### [What to do]
Copy every line that mentions the word "showing".

#### Records for processing

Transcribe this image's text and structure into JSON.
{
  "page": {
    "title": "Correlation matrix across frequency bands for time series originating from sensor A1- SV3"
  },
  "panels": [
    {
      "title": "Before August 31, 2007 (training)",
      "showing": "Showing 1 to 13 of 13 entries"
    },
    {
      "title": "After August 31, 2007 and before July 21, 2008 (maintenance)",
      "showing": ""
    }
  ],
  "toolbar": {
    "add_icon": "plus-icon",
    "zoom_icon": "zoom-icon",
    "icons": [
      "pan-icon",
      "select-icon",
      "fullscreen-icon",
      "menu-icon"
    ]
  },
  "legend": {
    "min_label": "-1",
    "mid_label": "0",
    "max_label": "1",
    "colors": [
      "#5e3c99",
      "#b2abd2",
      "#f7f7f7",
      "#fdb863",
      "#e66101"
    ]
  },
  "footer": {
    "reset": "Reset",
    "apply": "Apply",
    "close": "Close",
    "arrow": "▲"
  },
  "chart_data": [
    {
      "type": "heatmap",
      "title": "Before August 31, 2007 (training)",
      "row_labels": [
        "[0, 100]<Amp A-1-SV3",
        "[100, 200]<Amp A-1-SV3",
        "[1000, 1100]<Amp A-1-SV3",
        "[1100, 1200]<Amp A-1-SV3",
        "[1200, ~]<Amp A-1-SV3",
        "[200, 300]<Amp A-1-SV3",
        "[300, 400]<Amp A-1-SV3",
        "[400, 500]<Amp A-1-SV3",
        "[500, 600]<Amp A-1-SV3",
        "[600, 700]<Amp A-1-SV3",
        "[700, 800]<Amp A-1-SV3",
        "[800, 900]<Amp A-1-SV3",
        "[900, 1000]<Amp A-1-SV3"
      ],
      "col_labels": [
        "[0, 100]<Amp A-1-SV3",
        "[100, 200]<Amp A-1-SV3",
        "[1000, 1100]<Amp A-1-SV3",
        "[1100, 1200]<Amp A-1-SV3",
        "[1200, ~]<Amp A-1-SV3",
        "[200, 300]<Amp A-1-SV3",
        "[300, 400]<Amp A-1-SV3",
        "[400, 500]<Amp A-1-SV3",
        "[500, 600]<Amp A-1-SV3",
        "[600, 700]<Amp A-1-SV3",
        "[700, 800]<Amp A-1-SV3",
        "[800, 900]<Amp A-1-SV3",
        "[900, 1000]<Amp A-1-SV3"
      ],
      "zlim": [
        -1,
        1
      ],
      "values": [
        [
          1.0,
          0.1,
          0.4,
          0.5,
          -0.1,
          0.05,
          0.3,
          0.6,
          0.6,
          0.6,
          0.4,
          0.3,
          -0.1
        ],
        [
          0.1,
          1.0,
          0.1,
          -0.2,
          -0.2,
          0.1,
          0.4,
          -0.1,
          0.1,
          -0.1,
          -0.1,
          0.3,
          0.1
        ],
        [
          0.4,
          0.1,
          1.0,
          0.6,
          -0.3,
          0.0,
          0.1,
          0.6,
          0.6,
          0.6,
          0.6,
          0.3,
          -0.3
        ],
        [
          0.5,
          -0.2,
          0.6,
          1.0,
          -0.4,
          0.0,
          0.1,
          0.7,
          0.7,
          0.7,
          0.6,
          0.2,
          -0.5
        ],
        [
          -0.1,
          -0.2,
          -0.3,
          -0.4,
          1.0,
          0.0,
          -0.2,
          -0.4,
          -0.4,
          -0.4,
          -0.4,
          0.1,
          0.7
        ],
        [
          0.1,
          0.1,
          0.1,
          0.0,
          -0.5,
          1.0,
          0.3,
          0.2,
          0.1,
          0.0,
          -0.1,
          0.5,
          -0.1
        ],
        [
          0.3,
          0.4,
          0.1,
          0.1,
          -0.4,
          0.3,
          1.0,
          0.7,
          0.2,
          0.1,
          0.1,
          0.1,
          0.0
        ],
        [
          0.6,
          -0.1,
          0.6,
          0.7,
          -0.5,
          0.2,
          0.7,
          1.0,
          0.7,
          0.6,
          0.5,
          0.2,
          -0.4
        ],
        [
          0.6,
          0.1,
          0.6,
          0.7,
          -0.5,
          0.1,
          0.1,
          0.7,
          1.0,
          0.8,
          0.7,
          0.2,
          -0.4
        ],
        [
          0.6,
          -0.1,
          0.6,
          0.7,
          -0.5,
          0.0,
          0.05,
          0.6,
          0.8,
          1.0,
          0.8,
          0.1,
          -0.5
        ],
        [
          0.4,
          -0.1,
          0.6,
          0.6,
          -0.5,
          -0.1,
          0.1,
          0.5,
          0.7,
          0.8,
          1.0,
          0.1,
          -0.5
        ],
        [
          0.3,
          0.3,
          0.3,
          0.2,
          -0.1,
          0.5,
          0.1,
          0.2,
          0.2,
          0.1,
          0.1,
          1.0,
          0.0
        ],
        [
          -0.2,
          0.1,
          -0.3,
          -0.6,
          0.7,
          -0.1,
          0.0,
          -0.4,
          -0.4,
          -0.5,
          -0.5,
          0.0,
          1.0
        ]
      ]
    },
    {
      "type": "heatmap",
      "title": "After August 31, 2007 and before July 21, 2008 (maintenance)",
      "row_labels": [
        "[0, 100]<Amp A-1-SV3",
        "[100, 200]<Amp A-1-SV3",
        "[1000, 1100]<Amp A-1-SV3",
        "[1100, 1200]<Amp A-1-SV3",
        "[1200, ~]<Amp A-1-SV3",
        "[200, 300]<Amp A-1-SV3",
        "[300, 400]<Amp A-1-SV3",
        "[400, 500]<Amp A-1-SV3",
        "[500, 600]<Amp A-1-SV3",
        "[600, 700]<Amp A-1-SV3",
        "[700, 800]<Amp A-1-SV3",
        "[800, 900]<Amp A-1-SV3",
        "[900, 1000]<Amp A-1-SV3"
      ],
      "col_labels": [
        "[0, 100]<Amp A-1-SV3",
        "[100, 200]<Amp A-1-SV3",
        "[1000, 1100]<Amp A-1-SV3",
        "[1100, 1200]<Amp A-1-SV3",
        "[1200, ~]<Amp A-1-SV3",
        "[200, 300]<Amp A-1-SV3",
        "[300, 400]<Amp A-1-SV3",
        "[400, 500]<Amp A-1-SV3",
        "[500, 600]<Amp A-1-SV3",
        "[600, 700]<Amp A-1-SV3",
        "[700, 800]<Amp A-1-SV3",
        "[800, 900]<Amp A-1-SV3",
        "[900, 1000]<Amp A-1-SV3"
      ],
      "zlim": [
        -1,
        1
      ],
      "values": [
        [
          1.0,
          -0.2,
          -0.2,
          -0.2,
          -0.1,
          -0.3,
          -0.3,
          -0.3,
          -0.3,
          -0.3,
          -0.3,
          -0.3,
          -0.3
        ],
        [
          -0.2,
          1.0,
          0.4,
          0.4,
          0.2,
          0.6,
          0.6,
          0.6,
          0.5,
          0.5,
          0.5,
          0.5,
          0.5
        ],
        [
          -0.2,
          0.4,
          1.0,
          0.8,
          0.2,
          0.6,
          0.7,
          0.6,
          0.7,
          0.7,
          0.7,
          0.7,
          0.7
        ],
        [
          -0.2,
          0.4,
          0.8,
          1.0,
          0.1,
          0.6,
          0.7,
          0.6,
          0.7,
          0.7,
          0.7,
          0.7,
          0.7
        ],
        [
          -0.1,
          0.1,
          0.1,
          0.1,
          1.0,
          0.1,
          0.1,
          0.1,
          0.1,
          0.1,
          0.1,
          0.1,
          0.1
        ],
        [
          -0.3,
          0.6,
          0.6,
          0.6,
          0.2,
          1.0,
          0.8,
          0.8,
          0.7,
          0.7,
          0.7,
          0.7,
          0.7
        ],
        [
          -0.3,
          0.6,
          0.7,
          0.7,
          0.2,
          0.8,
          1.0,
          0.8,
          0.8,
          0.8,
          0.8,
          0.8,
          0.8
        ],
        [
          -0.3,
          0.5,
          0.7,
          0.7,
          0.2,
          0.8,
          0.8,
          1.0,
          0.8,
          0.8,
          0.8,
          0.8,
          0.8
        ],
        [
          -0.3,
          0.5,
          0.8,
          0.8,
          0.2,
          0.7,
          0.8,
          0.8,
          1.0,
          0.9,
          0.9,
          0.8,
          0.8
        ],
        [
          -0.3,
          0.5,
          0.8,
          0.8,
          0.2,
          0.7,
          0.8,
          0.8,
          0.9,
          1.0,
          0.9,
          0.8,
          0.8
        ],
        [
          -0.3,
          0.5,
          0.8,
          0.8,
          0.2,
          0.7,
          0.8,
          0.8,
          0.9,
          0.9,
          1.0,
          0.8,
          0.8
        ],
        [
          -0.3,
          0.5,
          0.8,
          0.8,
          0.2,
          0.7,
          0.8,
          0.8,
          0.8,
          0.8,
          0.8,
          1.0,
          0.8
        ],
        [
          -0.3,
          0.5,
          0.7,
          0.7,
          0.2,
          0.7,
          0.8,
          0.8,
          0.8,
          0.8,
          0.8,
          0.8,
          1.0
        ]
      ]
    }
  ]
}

########

### [Full answer]
      "showing": "Showing 1 to 13 of 13 entries"
      "showing": ""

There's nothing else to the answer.